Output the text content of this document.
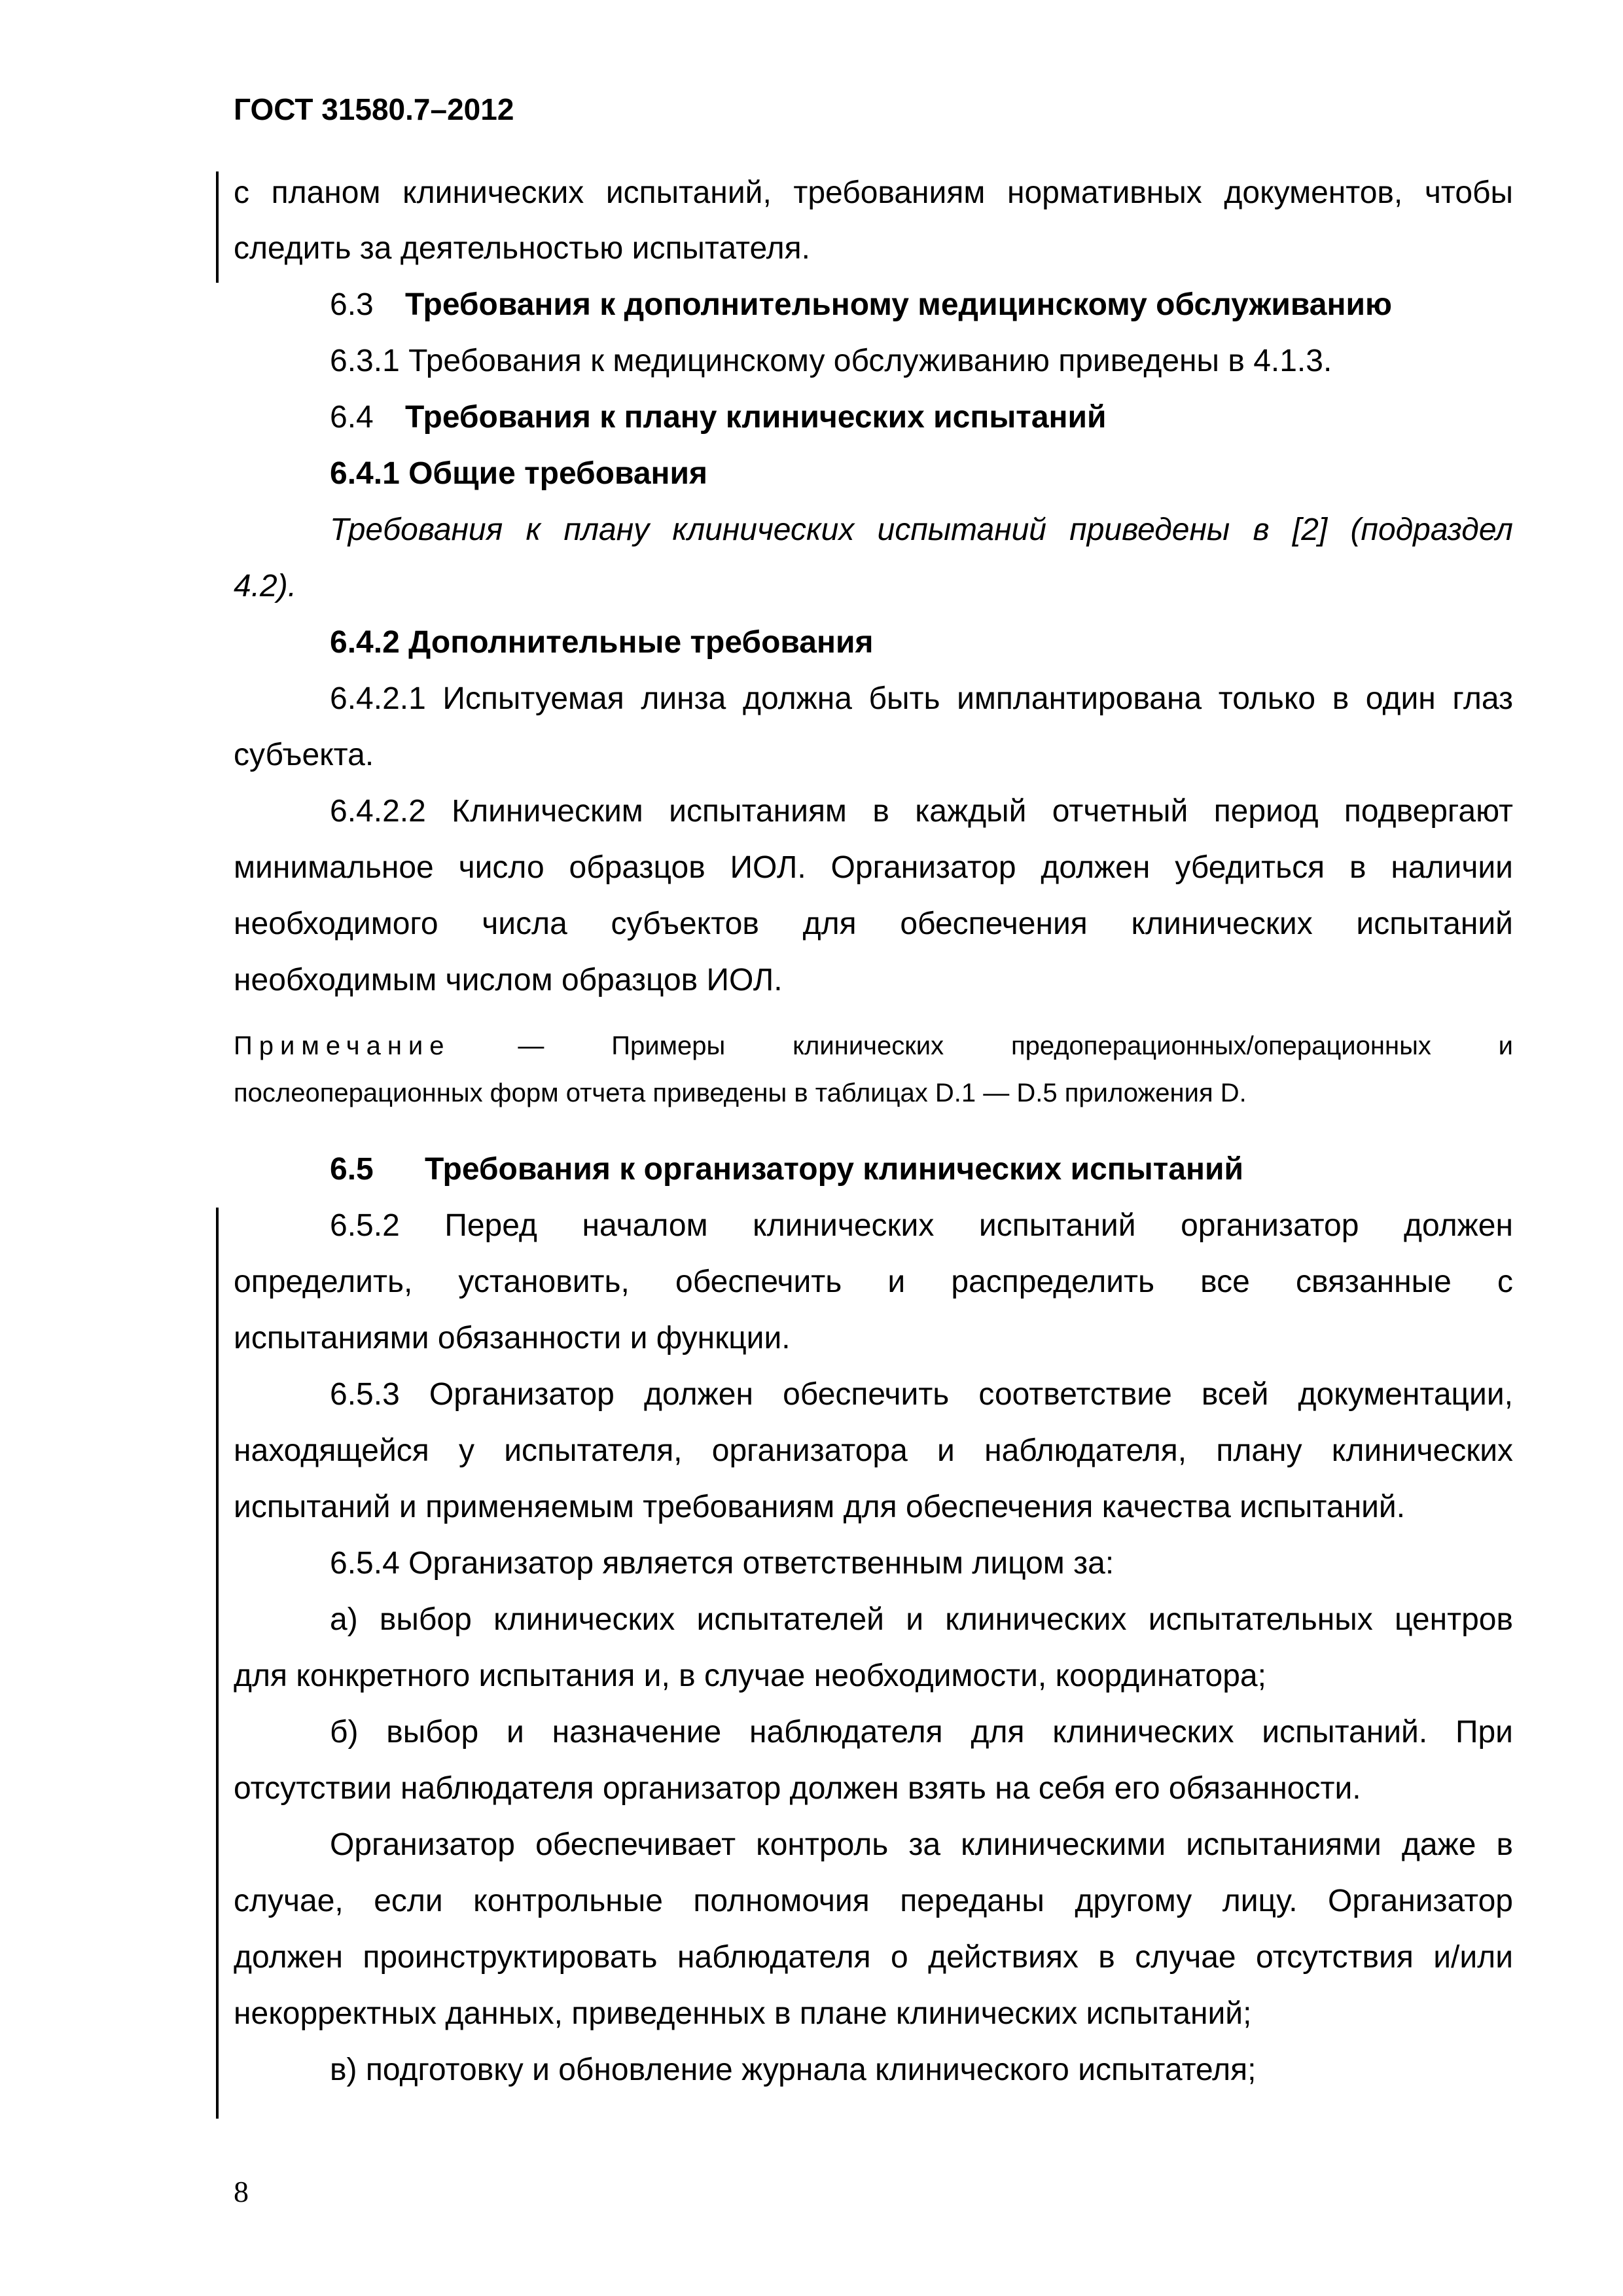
ГОСТ 31580.7–2012
с планом клинических испытаний, требованиям нормативных документов, чтобы
следить за деятельностью испытателя.
6.3 Требования к дополнительному медицинскому обслуживанию
6.3.1 Требования к медицинскому обслуживанию приведены в 4.1.3.
6.4 Требования к плану клинических испытаний
6.4.1 Общие требования
Требования к плану клинических испытаний приведены в [2] (подраздел
4.2).
6.4.2 Дополнительные требования
6.4.2.1 Испытуемая линза должна быть имплантирована только в один глаз
субъекта.
6.4.2.2 Клиническим испытаниям в каждый отчетный период подвергают
минимальное число образцов ИОЛ. Организатор должен убедиться в наличии
необходимого числа субъектов для обеспечения клинических испытаний
необходимым числом образцов ИОЛ.
Примечание — Примеры клинических предоперационных/операционных и
послеоперационных форм отчета приведены в таблицах D.1 — D.5 приложения D.
6.5 Требования к организатору клинических испытаний
6.5.2 Перед началом клинических испытаний организатор должен
определить, установить, обеспечить и распределить все связанные с
испытаниями обязанности и функции.
6.5.3 Организатор должен обеспечить соответствие всей документации,
находящейся у испытателя, организатора и наблюдателя, плану клинических
испытаний и применяемым требованиям для обеспечения качества испытаний.
6.5.4 Организатор является ответственным лицом за:
а) выбор клинических испытателей и клинических испытательных центров
для конкретного испытания и, в случае необходимости, координатора;
б) выбор и назначение наблюдателя для клинических испытаний. При
отсутствии наблюдателя организатор должен взять на себя его обязанности.
Организатор обеспечивает контроль за клиническими испытаниями даже в
случае, если контрольные полномочия переданы другому лицу. Организатор
должен проинструктировать наблюдателя о действиях в случае отсутствия и/или
некорректных данных, приведенных в плане клинических испытаний;
в) подготовку и обновление журнала клинического испытателя;
8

▶ _Requirement_
Going through the entries above, report how many lines include the string "случае". The number alone is the answer.

▶ _Exercise answer_
3